▶ [BRIEF] In the entries below, how many lines hold the string "Neurohipófisis"? Give only the number.

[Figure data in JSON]
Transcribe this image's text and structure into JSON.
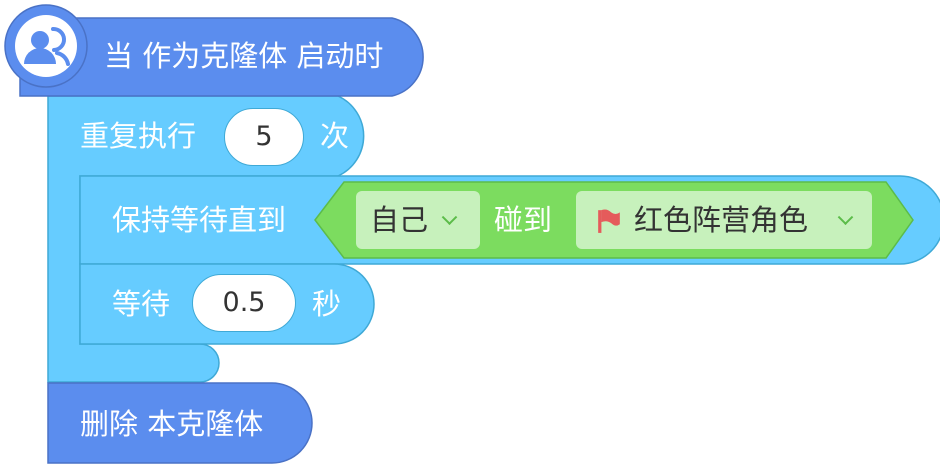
{
  "hat_block": {
    "icon": "users-icon",
    "label": "当 作为克隆体 启动时"
  },
  "repeat_block": {
    "label_before": "重复执行",
    "count": "5",
    "label_after": "次"
  },
  "wait_until_block": {
    "label": "保持等待直到",
    "touching_block": {
      "subject_dropdown": "自己",
      "label": "碰到",
      "target_icon": "flag-icon",
      "target_dropdown": "红色阵营角色"
    }
  },
  "wait_block": {
    "label_before": "等待",
    "seconds": "0.5",
    "label_after": "秒"
  },
  "delete_clone_block": {
    "label": "删除 本克隆体"
  },
  "colors": {
    "events": "#5b8dee",
    "events_border": "#4a72c6",
    "control": "#66ccff",
    "control_border": "#3fa9d6",
    "sensing": "#7cdc5f",
    "sensing_border": "#5cbc49",
    "dropdown": "#c7f1bc",
    "flag": "#e55b5b"
  }
}
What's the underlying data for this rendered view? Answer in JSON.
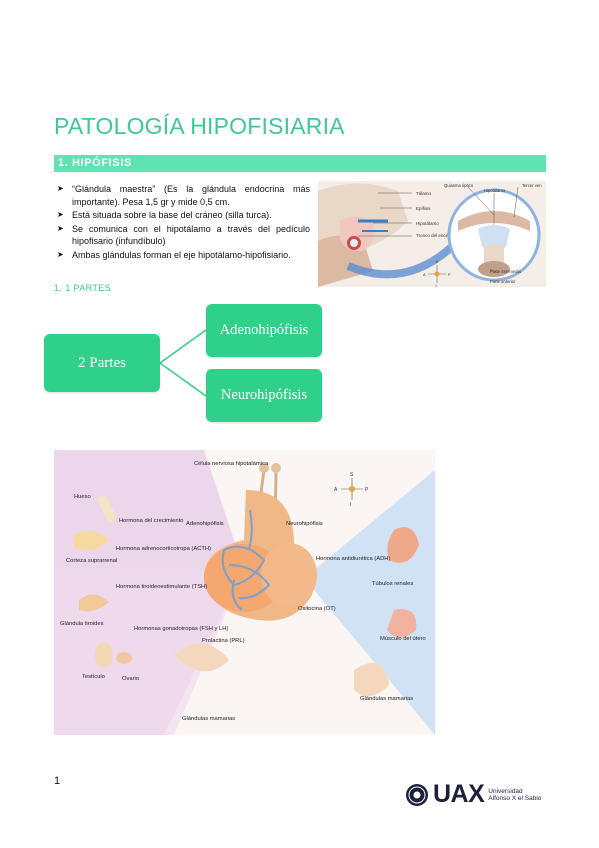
{
  "document": {
    "title": "PATOLOGÍA HIPOFISIARIA",
    "section_heading": "1. HIPÓFISIS",
    "bullets": [
      "“Glándula maestra” (Es la glándula endocrina más importante). Pesa 1,5 gr y mide 0,5 cm.",
      "Está situada sobre la base del cráneo (silla turca).",
      "Se comunica con el hipotálamo a través del pedículo hipofisario (infundíbulo)",
      "Ambas glándulas forman el eje hipotálamo-hipofisiario."
    ],
    "subsection_heading": "1. 1 PARTES",
    "page_number": "1"
  },
  "top_diagram": {
    "labels_left": [
      "Tálamo",
      "Epífisis",
      "Hipotálamo",
      "Tronco del encéfalo"
    ],
    "labels_right": [
      "Quiasma óptico",
      "Hipotálamo",
      "Tercer ven",
      "Parte intermedia",
      "Parte anterior"
    ],
    "compass": {
      "s": "S",
      "i": "I",
      "a": "A",
      "p": "P"
    }
  },
  "parts_diagram": {
    "root": "2 Partes",
    "children": [
      "Adenohipófisis",
      "Neurohipófisis"
    ]
  },
  "hormone_figure": {
    "labels": {
      "neuron": "Célula nerviosa hipotalámica",
      "adeno": "Adenohipófisis",
      "neuro": "Neurohipófisis",
      "bone": "Hueso",
      "gh": "Hormona del crecimiento",
      "adrenal": "Corteza suprarrenal",
      "acth": "Hormona adrenocorticotropa (ACTH)",
      "tsh": "Hormona tiroideoestimulante (TSH)",
      "thyroid": "Glándula tiroides",
      "gonado": "Hormonas gonadotropas (FSH y LH)",
      "testis": "Testículo",
      "ovary": "Ovario",
      "prl": "Prolactina (PRL)",
      "mammary_left": "Glándulas mamarias",
      "adh": "Hormona antidiurética (ADH)",
      "tubules": "Túbulos renales",
      "ot": "Oxitocina (OT)",
      "uterus": "Músculo del útero",
      "mammary_right": "Glándulas mamarias"
    },
    "compass": {
      "s": "S",
      "i": "I",
      "a": "A",
      "p": "P"
    }
  },
  "footer": {
    "logo_text": "UAX",
    "university_line1": "Universidad",
    "university_line2": "Alfonso X el Sabio"
  },
  "colors": {
    "accent_green": "#3fc79a",
    "section_bar": "#5ee3b2",
    "box_green": "#2fd08a"
  }
}
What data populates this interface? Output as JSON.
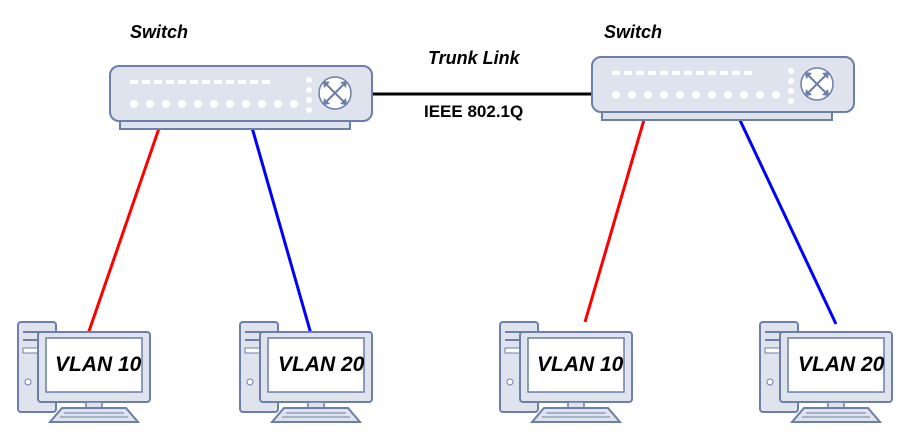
{
  "diagram": {
    "switches": [
      {
        "label": "Switch"
      },
      {
        "label": "Switch"
      }
    ],
    "trunk": {
      "label": "Trunk Link",
      "protocol": "IEEE 802.1Q",
      "color": "#000000"
    },
    "hosts": [
      {
        "label": "VLAN 10",
        "link_color": "#ff0000",
        "switch": 0
      },
      {
        "label": "VLAN 20",
        "link_color": "#0000ff",
        "switch": 0
      },
      {
        "label": "VLAN 10",
        "link_color": "#ff0000",
        "switch": 1
      },
      {
        "label": "VLAN 20",
        "link_color": "#0000ff",
        "switch": 1
      }
    ],
    "colors": {
      "device_fill": "#dfe3ee",
      "device_stroke": "#6b7fa8",
      "vlan10_link": "#ff0000",
      "vlan20_link": "#0000ff"
    },
    "icons": {
      "switch": "switch-icon",
      "switch_arrows": "crossed-arrows-icon",
      "host": "desktop-computer-icon"
    }
  }
}
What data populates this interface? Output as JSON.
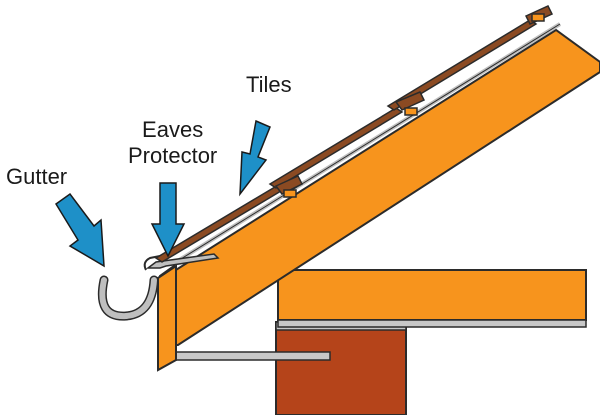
{
  "labels": {
    "tiles": "Tiles",
    "eaves_line1": "Eaves",
    "eaves_line2": "Protector",
    "gutter": "Gutter"
  },
  "colors": {
    "timber": "#F7941D",
    "timber_outline": "#2b2b2b",
    "tile": "#8B4A22",
    "wall": "#B5441A",
    "metal": "#BFBFBF",
    "arrow": "#1E90C8"
  }
}
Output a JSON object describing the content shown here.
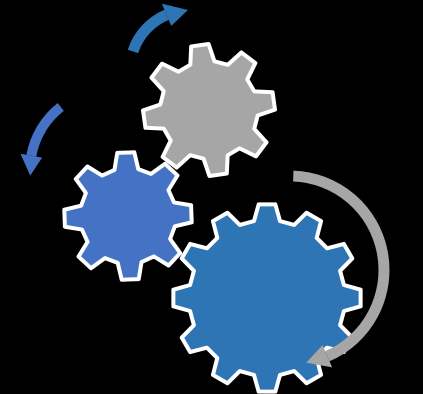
{
  "diagram": {
    "background": "#000000",
    "gear_outline": "#ffffff",
    "gears": [
      {
        "name": "gear-grey",
        "color": "#a6a6a6",
        "teeth": 8
      },
      {
        "name": "gear-blue-small",
        "color": "#4472c4",
        "teeth": 8
      },
      {
        "name": "gear-blue-large",
        "color": "#2e75b6",
        "teeth": 12
      }
    ],
    "arrows": [
      {
        "name": "arrow-top",
        "color": "#2e75b6",
        "direction": "clockwise"
      },
      {
        "name": "arrow-left",
        "color": "#4472c4",
        "direction": "counterclockwise"
      },
      {
        "name": "arrow-right",
        "color": "#a6a6a6",
        "direction": "clockwise"
      }
    ]
  }
}
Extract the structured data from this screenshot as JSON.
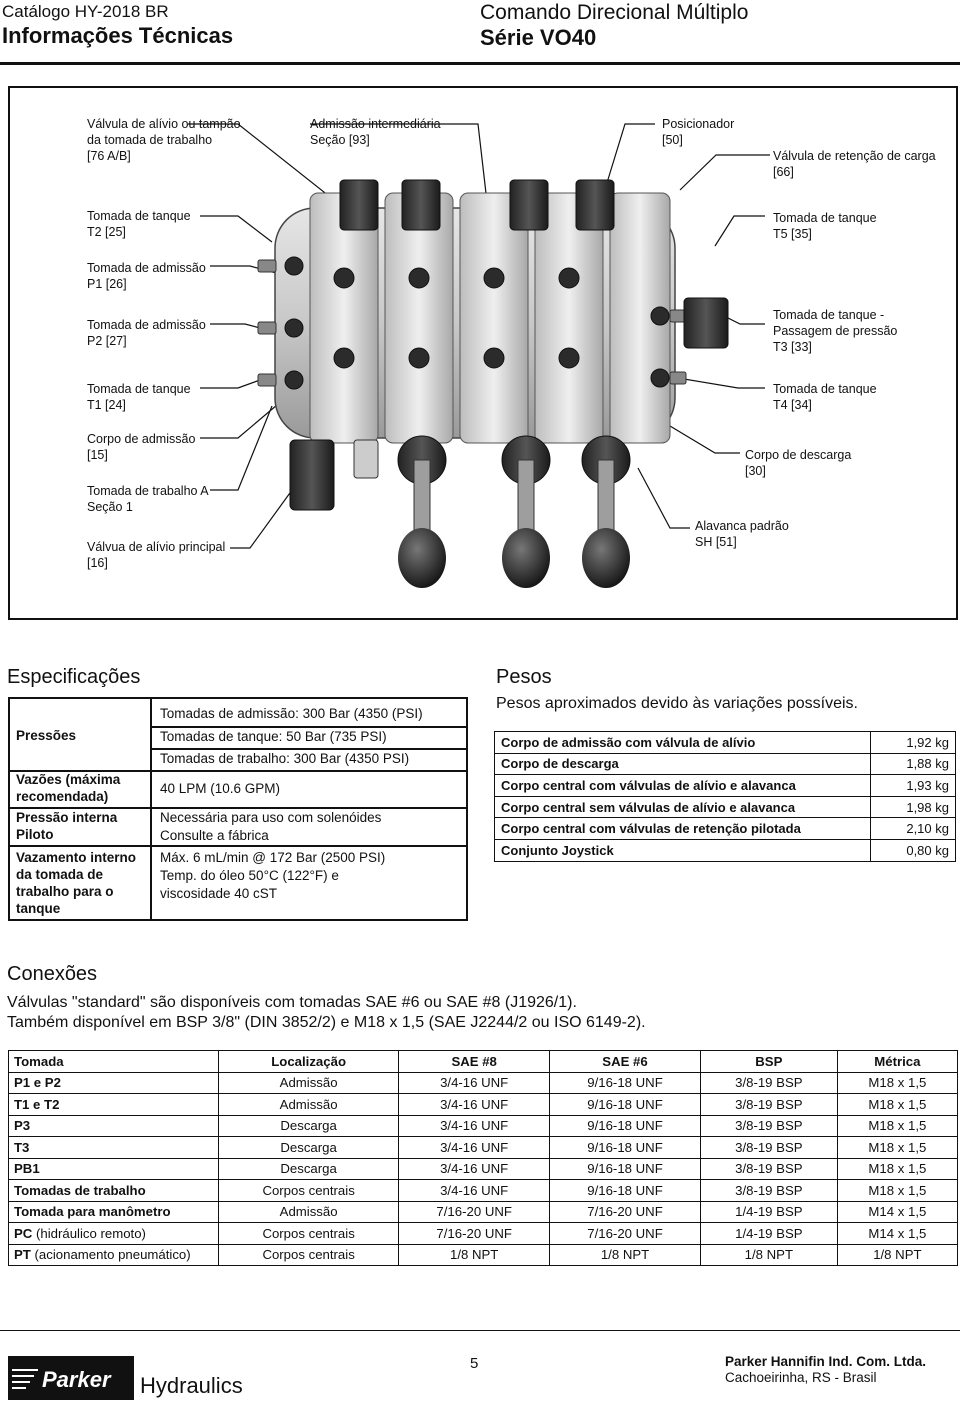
{
  "header": {
    "catalog": "Catálogo HY-2018 BR",
    "section": "Informações Técnicas",
    "product": "Comando Direcional Múltiplo",
    "series": "Série VO40"
  },
  "diagram": {
    "labels": {
      "relief_plug": "Válvula de alívio ou tampão\nda tomada de trabalho\n[76 A/B]",
      "intermediate": "Admissão intermediária\nSeção [93]",
      "positioner": "Posicionador\n[50]",
      "load_check": "Válvula de retenção de carga\n[66]",
      "t2": "Tomada de tanque\nT2 [25]",
      "t5": "Tomada de tanque\nT5 [35]",
      "p1": "Tomada de admissão\nP1 [26]",
      "p2": "Tomada de admissão\nP2 [27]",
      "t3": "Tomada de tanque -\nPassagem de pressão\nT3 [33]",
      "t1": "Tomada de tanque\nT1 [24]",
      "t4": "Tomada de tanque\nT4 [34]",
      "inlet_body": "Corpo de admissão\n[15]",
      "outlet_body": "Corpo de descarga\n[30]",
      "work_port": "Tomada de trabalho A\nSeção 1",
      "lever": "Alavanca padrão\nSH [51]",
      "main_relief": "Válvua de alívio principal\n[16]"
    }
  },
  "specs": {
    "title": "Especificações",
    "rows": [
      {
        "label": "Pressões",
        "value": "Tomadas de admissão: 300 Bar (4350 (PSI)"
      },
      {
        "label": "",
        "value": "Tomadas de tanque: 50 Bar (735 PSI)"
      },
      {
        "label": "",
        "value": "Tomadas de trabalho: 300 Bar (4350 PSI)"
      },
      {
        "label": "Vazões (máxima recomendada)",
        "value": "40 LPM (10.6 GPM)"
      },
      {
        "label": "Pressão interna Piloto",
        "value": "Necessária para uso com solenóides\nConsulte a fábrica"
      },
      {
        "label": "Vazamento interno da tomada de trabalho para o tanque",
        "value": "Máx. 6 mL/min @ 172 Bar (2500 PSI)\nTemp. do óleo 50°C (122°F) e\nviscosidade 40 cST"
      }
    ]
  },
  "weights": {
    "title": "Pesos",
    "subtitle": "Pesos aproximados devido às variações possíveis.",
    "rows": [
      {
        "name": "Corpo de admissão com válvula de alívio",
        "weight": "1,92 kg"
      },
      {
        "name": "Corpo de descarga",
        "weight": "1,88 kg"
      },
      {
        "name": "Corpo central com válvulas de alívio e alavanca",
        "weight": "1,93 kg"
      },
      {
        "name": "Corpo central sem válvulas de alívio e alavanca",
        "weight": "1,98 kg"
      },
      {
        "name": "Corpo central com válvulas de retenção pilotada",
        "weight": "2,10 kg"
      },
      {
        "name": "Conjunto Joystick",
        "weight": "0,80 kg"
      }
    ]
  },
  "connections": {
    "title": "Conexões",
    "line1": "Válvulas \"standard\" são disponíveis com tomadas SAE #6 ou SAE #8 (J1926/1).",
    "line2": "Também disponível em BSP 3/8\" (DIN 3852/2) e M18 x 1,5 (SAE J2244/2 ou ISO 6149-2).",
    "headers": [
      "Tomada",
      "Localização",
      "SAE #8",
      "SAE #6",
      "BSP",
      "Métrica"
    ],
    "rows": [
      {
        "port": "P1 e P2",
        "extra": "",
        "loc": "Admissão",
        "sae8": "3/4-16 UNF",
        "sae6": "9/16-18 UNF",
        "bsp": "3/8-19 BSP",
        "metric": "M18 x 1,5"
      },
      {
        "port": "T1 e T2",
        "extra": "",
        "loc": "Admissão",
        "sae8": "3/4-16 UNF",
        "sae6": "9/16-18 UNF",
        "bsp": "3/8-19 BSP",
        "metric": "M18 x 1,5"
      },
      {
        "port": "P3",
        "extra": "",
        "loc": "Descarga",
        "sae8": "3/4-16 UNF",
        "sae6": "9/16-18 UNF",
        "bsp": "3/8-19 BSP",
        "metric": "M18 x 1,5"
      },
      {
        "port": "T3",
        "extra": "",
        "loc": "Descarga",
        "sae8": "3/4-16 UNF",
        "sae6": "9/16-18 UNF",
        "bsp": "3/8-19 BSP",
        "metric": "M18 x 1,5"
      },
      {
        "port": "PB1",
        "extra": "",
        "loc": "Descarga",
        "sae8": "3/4-16 UNF",
        "sae6": "9/16-18 UNF",
        "bsp": "3/8-19 BSP",
        "metric": "M18 x 1,5"
      },
      {
        "port": "Tomadas de trabalho",
        "extra": "",
        "loc": "Corpos centrais",
        "sae8": "3/4-16 UNF",
        "sae6": "9/16-18 UNF",
        "bsp": "3/8-19 BSP",
        "metric": "M18 x 1,5"
      },
      {
        "port": "Tomada para manômetro",
        "extra": "",
        "loc": "Admissão",
        "sae8": "7/16-20 UNF",
        "sae6": "7/16-20 UNF",
        "bsp": "1/4-19 BSP",
        "metric": "M14 x 1,5"
      },
      {
        "port": "PC",
        "extra": " (hidráulico remoto)",
        "loc": "Corpos centrais",
        "sae8": "7/16-20 UNF",
        "sae6": "7/16-20 UNF",
        "bsp": "1/4-19 BSP",
        "metric": "M14 x 1,5"
      },
      {
        "port": "PT",
        "extra": " (acionamento pneumático)",
        "loc": "Corpos centrais",
        "sae8": "1/8 NPT",
        "sae6": "1/8 NPT",
        "bsp": "1/8 NPT",
        "metric": "1/8 NPT"
      }
    ]
  },
  "footer": {
    "brand": "Parker",
    "division": "Hydraulics",
    "page": "5",
    "company": "Parker Hannifin Ind. Com. Ltda.",
    "city": "Cachoeirinha, RS - Brasil"
  }
}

▶ [CORRECT ANSWER] 2